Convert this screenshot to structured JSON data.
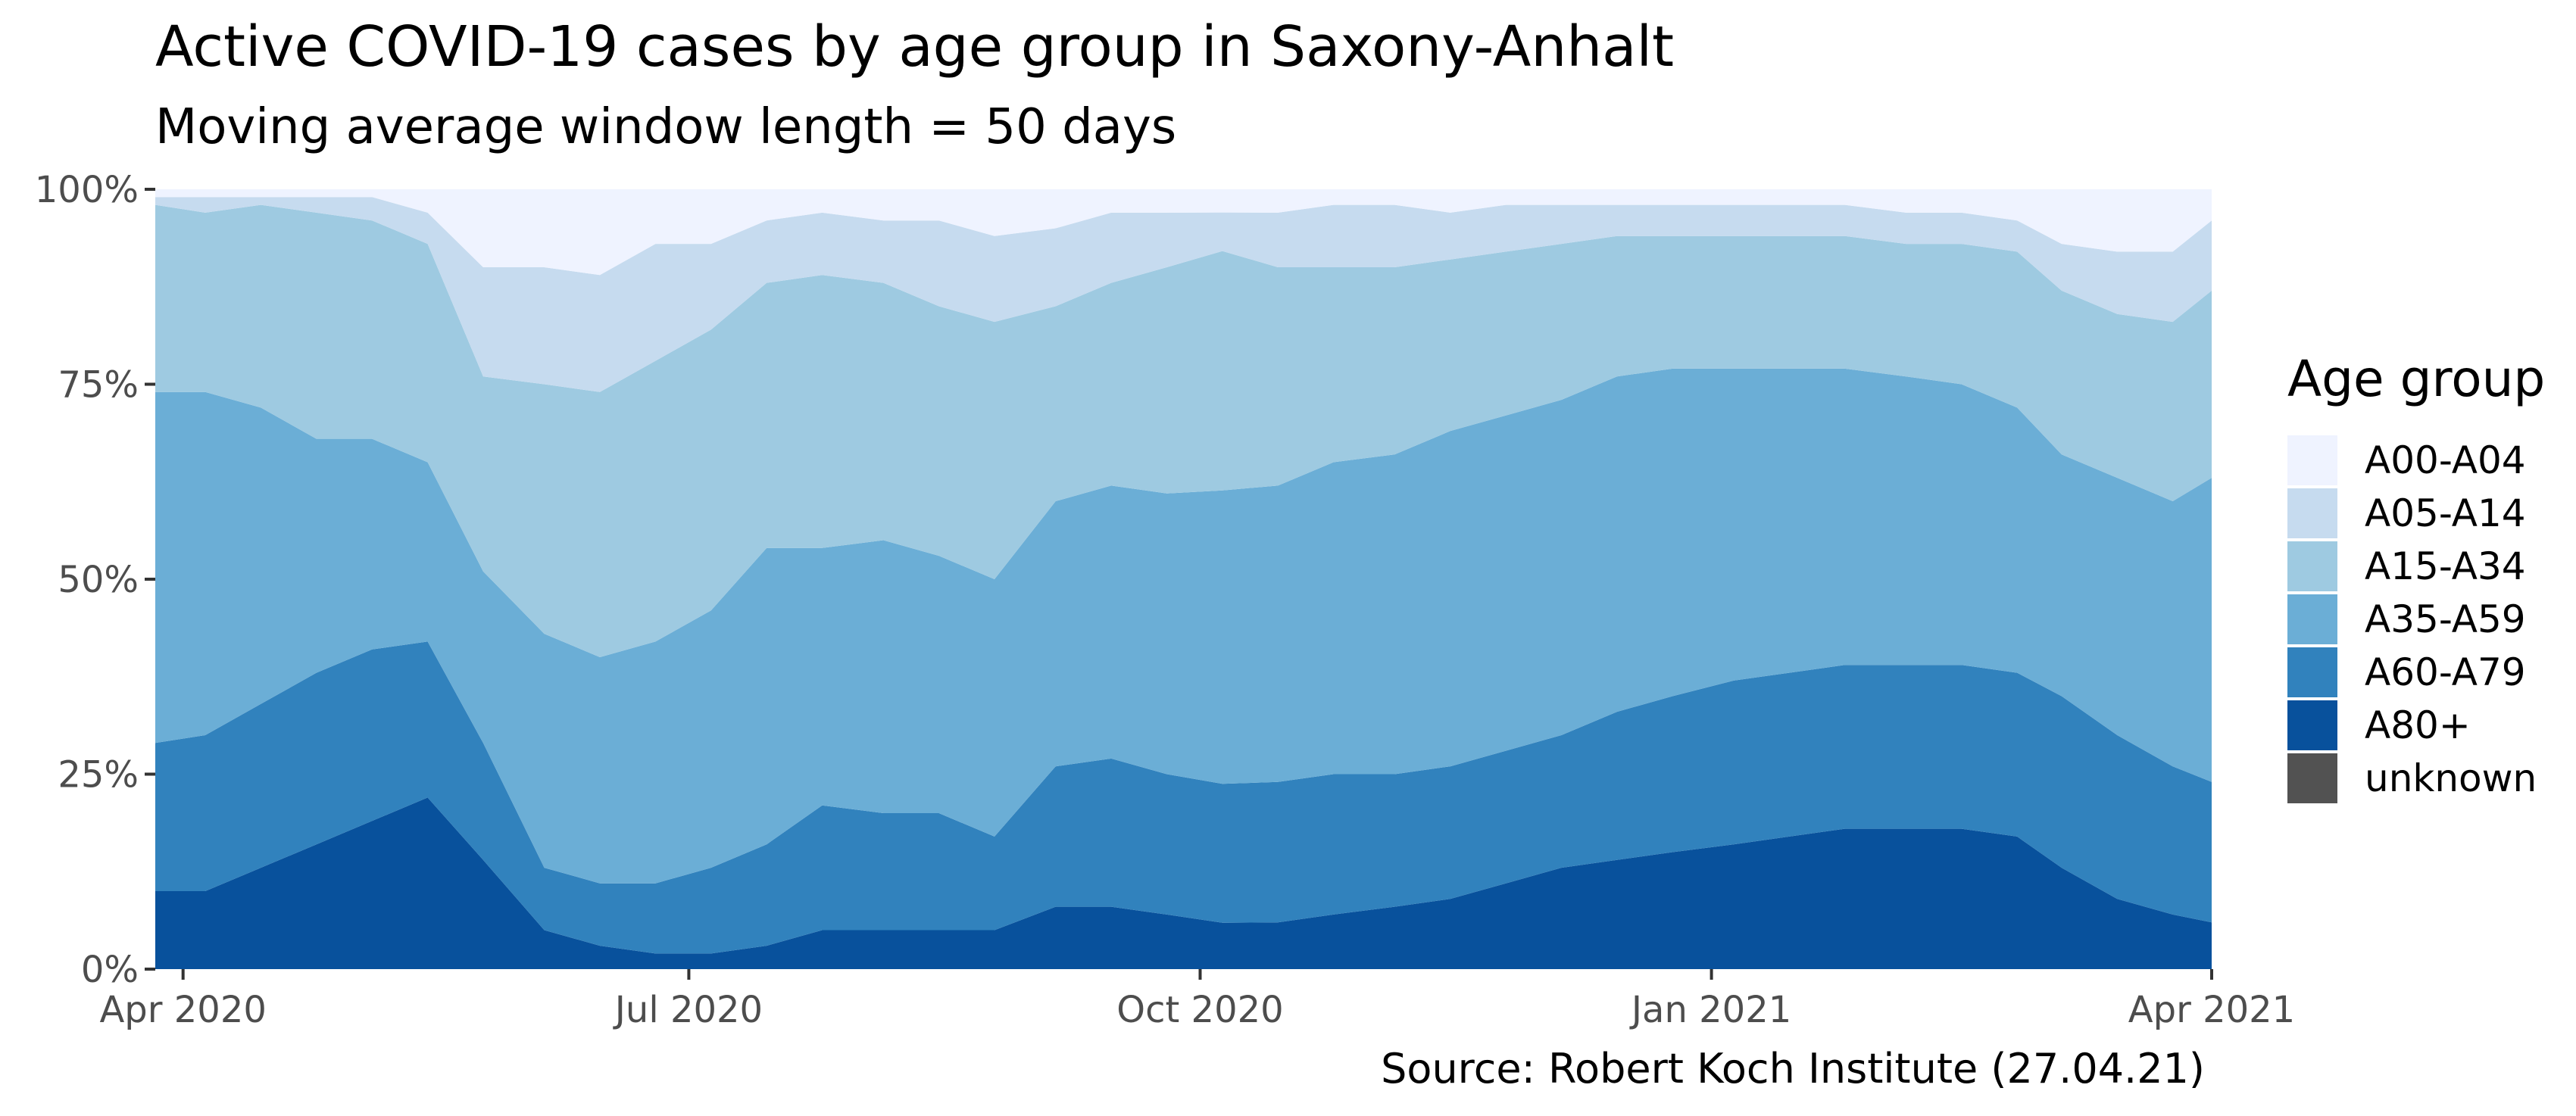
{
  "title": "Active COVID-19 cases by age group in Saxony-Anhalt",
  "subtitle": "Moving average window length = 50 days",
  "caption": "Source: Robert Koch Institute (27.04.21)",
  "legend_title": "Age group",
  "colors": {
    "A00-A04": "#eff3ff",
    "A05-A14": "#c6dbef",
    "A15-A34": "#9ecae1",
    "A35-A59": "#6baed6",
    "A60-A79": "#3182bd",
    "A80+": "#08519c",
    "unknown": "#525252"
  },
  "chart_data": {
    "type": "area",
    "stacked": "percent",
    "title": "Active COVID-19 cases by age group in Saxony-Anhalt",
    "subtitle": "Moving average window length = 50 days",
    "xlabel": "",
    "ylabel": "",
    "x_ticks": [
      "2020-04-01",
      "2020-07-01",
      "2020-10-01",
      "2021-01-01",
      "2021-04-01"
    ],
    "x_tick_labels": [
      "Apr 2020",
      "Jul 2020",
      "Oct 2020",
      "Jan 2021",
      "Apr 2021"
    ],
    "xlim": [
      "2020-03-27",
      "2021-04-01"
    ],
    "y_ticks": [
      0,
      25,
      50,
      75,
      100
    ],
    "y_tick_labels": [
      "0%",
      "25%",
      "50%",
      "75%",
      "100%"
    ],
    "ylim": [
      0,
      100
    ],
    "grid": false,
    "legend": "right",
    "x": [
      "2020-03-27",
      "2020-04-05",
      "2020-04-15",
      "2020-04-25",
      "2020-05-05",
      "2020-05-15",
      "2020-05-25",
      "2020-06-05",
      "2020-06-15",
      "2020-06-25",
      "2020-07-05",
      "2020-07-15",
      "2020-07-25",
      "2020-08-05",
      "2020-08-15",
      "2020-08-25",
      "2020-09-05",
      "2020-09-15",
      "2020-09-25",
      "2020-10-05",
      "2020-10-15",
      "2020-10-25",
      "2020-11-05",
      "2020-11-15",
      "2020-11-25",
      "2020-12-05",
      "2020-12-15",
      "2020-12-25",
      "2021-01-05",
      "2021-01-15",
      "2021-01-25",
      "2021-02-05",
      "2021-02-15",
      "2021-02-25",
      "2021-03-05",
      "2021-03-15",
      "2021-03-25",
      "2021-04-01"
    ],
    "series": [
      {
        "name": "A80+",
        "values": [
          10,
          10,
          13,
          16,
          19,
          22,
          14,
          5,
          3,
          2,
          2,
          3,
          5,
          5,
          5,
          5,
          8,
          8,
          7,
          6,
          6,
          7,
          8,
          9,
          11,
          13,
          14,
          15,
          16,
          17,
          18,
          18,
          18,
          17,
          13,
          9,
          7,
          6
        ]
      },
      {
        "name": "A60-A79",
        "values": [
          19,
          20,
          21,
          22,
          22,
          20,
          15,
          8,
          8,
          9,
          11,
          13,
          16,
          15,
          15,
          12,
          18,
          19,
          18,
          18,
          18,
          18,
          17,
          17,
          17,
          17,
          19,
          20,
          21,
          21,
          21,
          21,
          21,
          21,
          22,
          21,
          19,
          18
        ]
      },
      {
        "name": "A35-A59",
        "values": [
          45,
          44,
          38,
          30,
          27,
          23,
          22,
          30,
          29,
          31,
          33,
          38,
          33,
          35,
          33,
          33,
          34,
          35,
          36,
          38,
          38,
          40,
          41,
          43,
          43,
          43,
          43,
          42,
          40,
          39,
          38,
          37,
          36,
          34,
          31,
          33,
          34,
          39
        ]
      },
      {
        "name": "A15-A34",
        "values": [
          24,
          23,
          26,
          29,
          28,
          28,
          25,
          32,
          34,
          36,
          36,
          34,
          35,
          33,
          32,
          33,
          25,
          26,
          29,
          31,
          28,
          25,
          24,
          22,
          21,
          20,
          18,
          17,
          17,
          17,
          17,
          17,
          18,
          20,
          21,
          21,
          23,
          24
        ]
      },
      {
        "name": "A05-A14",
        "values": [
          1,
          2,
          1,
          2,
          3,
          4,
          14,
          15,
          15,
          15,
          11,
          8,
          8,
          8,
          11,
          11,
          10,
          9,
          7,
          5,
          7,
          8,
          8,
          6,
          6,
          5,
          4,
          4,
          4,
          4,
          4,
          4,
          4,
          4,
          6,
          8,
          9,
          9
        ]
      },
      {
        "name": "A00-A04",
        "values": [
          1,
          1,
          1,
          1,
          1,
          3,
          10,
          10,
          11,
          7,
          7,
          4,
          3,
          4,
          4,
          6,
          5,
          3,
          3,
          3,
          3,
          2,
          2,
          3,
          2,
          2,
          2,
          2,
          2,
          2,
          2,
          3,
          3,
          4,
          7,
          8,
          8,
          4
        ]
      },
      {
        "name": "unknown",
        "values": [
          0,
          0,
          0,
          0,
          0,
          0,
          0,
          0,
          0,
          0,
          0,
          0,
          0,
          0,
          0,
          0,
          0,
          0,
          0,
          0,
          0,
          0,
          0,
          0,
          0,
          0,
          0,
          0,
          0,
          0,
          0,
          0,
          0,
          0,
          0,
          0,
          0,
          0
        ]
      }
    ]
  },
  "legend_items": [
    {
      "label": "A00-A04",
      "color": "#eff3ff"
    },
    {
      "label": "A05-A14",
      "color": "#c6dbef"
    },
    {
      "label": "A15-A34",
      "color": "#9ecae1"
    },
    {
      "label": "A35-A59",
      "color": "#6baed6"
    },
    {
      "label": "A60-A79",
      "color": "#3182bd"
    },
    {
      "label": "A80+",
      "color": "#08519c"
    },
    {
      "label": "unknown",
      "color": "#525252"
    }
  ]
}
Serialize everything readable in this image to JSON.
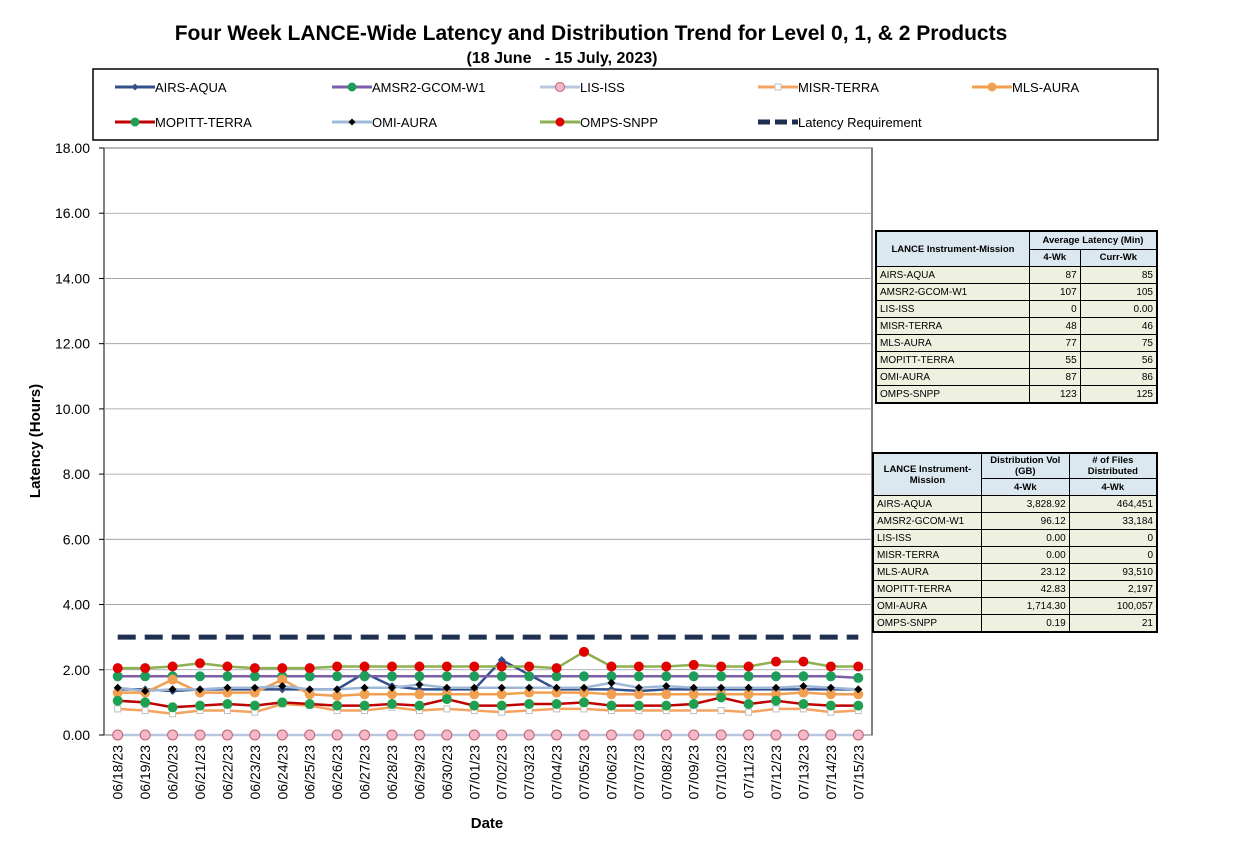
{
  "chart_data": {
    "type": "line",
    "title": "Four Week LANCE-Wide Latency and Distribution Trend for Level 0, 1, & 2 Products",
    "subtitle": "(18 June   - 15 July, 2023)",
    "y_label": "Latency (Hours)",
    "x_label": "Date",
    "categories": [
      "06/18/23",
      "06/19/23",
      "06/20/23",
      "06/21/23",
      "06/22/23",
      "06/23/23",
      "06/24/23",
      "06/25/23",
      "06/26/23",
      "06/27/23",
      "06/28/23",
      "06/29/23",
      "06/30/23",
      "07/01/23",
      "07/02/23",
      "07/03/23",
      "07/04/23",
      "07/05/23",
      "07/06/23",
      "07/07/23",
      "07/08/23",
      "07/09/23",
      "07/10/23",
      "07/11/23",
      "07/12/23",
      "07/13/23",
      "07/14/23",
      "07/15/23"
    ],
    "ylim": [
      0,
      18
    ],
    "yticks": [
      {
        "value": 0,
        "label": "0.00"
      },
      {
        "value": 2,
        "label": "2.00"
      },
      {
        "value": 4,
        "label": "4.00"
      },
      {
        "value": 6,
        "label": "6.00"
      },
      {
        "value": 8,
        "label": "8.00"
      },
      {
        "value": 10,
        "label": "10.00"
      },
      {
        "value": 12,
        "label": "12.00"
      },
      {
        "value": 14,
        "label": "14.00"
      },
      {
        "value": 16,
        "label": "16.00"
      },
      {
        "value": 18,
        "label": "18.00"
      }
    ],
    "grid": true,
    "series": [
      {
        "name": "AIRS-AQUA",
        "color": "#34508a",
        "marker_color": "#34508a",
        "marker": "diamond",
        "values": [
          1.4,
          1.4,
          1.35,
          1.4,
          1.4,
          1.4,
          1.4,
          1.4,
          1.4,
          1.9,
          1.5,
          1.4,
          1.4,
          1.4,
          2.3,
          1.85,
          1.4,
          1.4,
          1.4,
          1.35,
          1.4,
          1.4,
          1.4,
          1.4,
          1.4,
          1.4,
          1.4,
          1.4
        ]
      },
      {
        "name": "AMSR2-GCOM-W1",
        "color": "#7b5ea7",
        "marker_color": "#1e9e5a",
        "marker": "circle",
        "values": [
          1.8,
          1.8,
          1.8,
          1.8,
          1.8,
          1.8,
          1.8,
          1.8,
          1.8,
          1.8,
          1.8,
          1.8,
          1.8,
          1.8,
          1.8,
          1.8,
          1.8,
          1.8,
          1.8,
          1.8,
          1.8,
          1.8,
          1.8,
          1.8,
          1.8,
          1.8,
          1.8,
          1.75
        ]
      },
      {
        "name": "LIS-ISS",
        "color": "#b8c8e0",
        "marker_color": "#f4b8c8",
        "marker": "circle",
        "values": [
          0,
          0,
          0,
          0,
          0,
          0,
          0,
          0,
          0,
          0,
          0,
          0,
          0,
          0,
          0,
          0,
          0,
          0,
          0,
          0,
          0,
          0,
          0,
          0,
          0,
          0,
          0,
          0
        ]
      },
      {
        "name": "MISR-TERRA",
        "color": "#f4a460",
        "marker_color": "#c0c0c0",
        "marker": "square",
        "values": [
          0.8,
          0.75,
          0.65,
          0.75,
          0.75,
          0.7,
          0.95,
          0.9,
          0.75,
          0.75,
          0.85,
          0.75,
          0.8,
          0.75,
          0.7,
          0.75,
          0.8,
          0.8,
          0.75,
          0.75,
          0.75,
          0.75,
          0.75,
          0.7,
          0.8,
          0.8,
          0.7,
          0.75
        ]
      },
      {
        "name": "MLS-AURA",
        "color": "#f0a050",
        "marker_color": "#f0a050",
        "marker": "circle",
        "values": [
          1.3,
          1.3,
          1.7,
          1.3,
          1.3,
          1.3,
          1.7,
          1.25,
          1.2,
          1.25,
          1.25,
          1.25,
          1.25,
          1.25,
          1.25,
          1.3,
          1.3,
          1.3,
          1.25,
          1.25,
          1.25,
          1.25,
          1.25,
          1.25,
          1.25,
          1.3,
          1.25,
          1.25
        ]
      },
      {
        "name": "MOPITT-TERRA",
        "color": "#c00000",
        "marker_color": "#1ea050",
        "marker": "circle",
        "values": [
          1.05,
          1.0,
          0.85,
          0.9,
          0.95,
          0.9,
          1.0,
          0.95,
          0.9,
          0.9,
          0.95,
          0.9,
          1.1,
          0.9,
          0.9,
          0.95,
          0.95,
          1.0,
          0.9,
          0.9,
          0.9,
          0.95,
          1.15,
          0.95,
          1.05,
          0.95,
          0.9,
          0.9
        ]
      },
      {
        "name": "OMI-AURA",
        "color": "#9fb8d8",
        "marker_color": "#000000",
        "marker": "diamond",
        "values": [
          1.45,
          1.35,
          1.4,
          1.4,
          1.45,
          1.45,
          1.5,
          1.4,
          1.4,
          1.45,
          1.45,
          1.55,
          1.45,
          1.45,
          1.45,
          1.45,
          1.45,
          1.45,
          1.6,
          1.45,
          1.5,
          1.45,
          1.45,
          1.45,
          1.45,
          1.5,
          1.45,
          1.4
        ]
      },
      {
        "name": "OMPS-SNPP",
        "color": "#8db050",
        "marker_color": "#e00000",
        "marker": "circle",
        "values": [
          2.05,
          2.05,
          2.1,
          2.2,
          2.1,
          2.05,
          2.05,
          2.05,
          2.1,
          2.1,
          2.1,
          2.1,
          2.1,
          2.1,
          2.1,
          2.1,
          2.05,
          2.55,
          2.1,
          2.1,
          2.1,
          2.15,
          2.1,
          2.1,
          2.25,
          2.25,
          2.1,
          2.1
        ]
      },
      {
        "name": "Latency Requirement",
        "color": "#1f2f4f",
        "marker": "none",
        "dashed": true,
        "values": [
          3,
          3,
          3,
          3,
          3,
          3,
          3,
          3,
          3,
          3,
          3,
          3,
          3,
          3,
          3,
          3,
          3,
          3,
          3,
          3,
          3,
          3,
          3,
          3,
          3,
          3,
          3,
          3
        ]
      }
    ]
  },
  "latency_table": {
    "header": [
      "LANCE Instrument-Mission",
      "Average Latency (Min)",
      "4-Wk",
      "Curr-Wk"
    ],
    "rows": [
      [
        "AIRS-AQUA",
        "87",
        "85"
      ],
      [
        "AMSR2-GCOM-W1",
        "107",
        "105"
      ],
      [
        "LIS-ISS",
        "0",
        "0.00"
      ],
      [
        "MISR-TERRA",
        "48",
        "46"
      ],
      [
        "MLS-AURA",
        "77",
        "75"
      ],
      [
        "MOPITT-TERRA",
        "55",
        "56"
      ],
      [
        "OMI-AURA",
        "87",
        "86"
      ],
      [
        "OMPS-SNPP",
        "123",
        "125"
      ]
    ]
  },
  "distribution_table": {
    "header": [
      "LANCE Instrument-Mission",
      "Distribution Vol (GB)",
      "# of Files Distributed",
      "4-Wk",
      "4-Wk"
    ],
    "rows": [
      [
        "AIRS-AQUA",
        "3,828.92",
        "464,451"
      ],
      [
        "AMSR2-GCOM-W1",
        "96.12",
        "33,184"
      ],
      [
        "LIS-ISS",
        "0.00",
        "0"
      ],
      [
        "MISR-TERRA",
        "0.00",
        "0"
      ],
      [
        "MLS-AURA",
        "23.12",
        "93,510"
      ],
      [
        "MOPITT-TERRA",
        "42.83",
        "2,197"
      ],
      [
        "OMI-AURA",
        "1,714.30",
        "100,057"
      ],
      [
        "OMPS-SNPP",
        "0.19",
        "21"
      ]
    ]
  }
}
-*-
■ **Problem description**:
Your task is to collect every line above that contains the word "cases".

■ **Correct output**:
  "title": "Active COVID-19 cases by age group in Saxony-Anhalt",
    "title": "Active COVID-19 cases by age group in Saxony-Anhalt",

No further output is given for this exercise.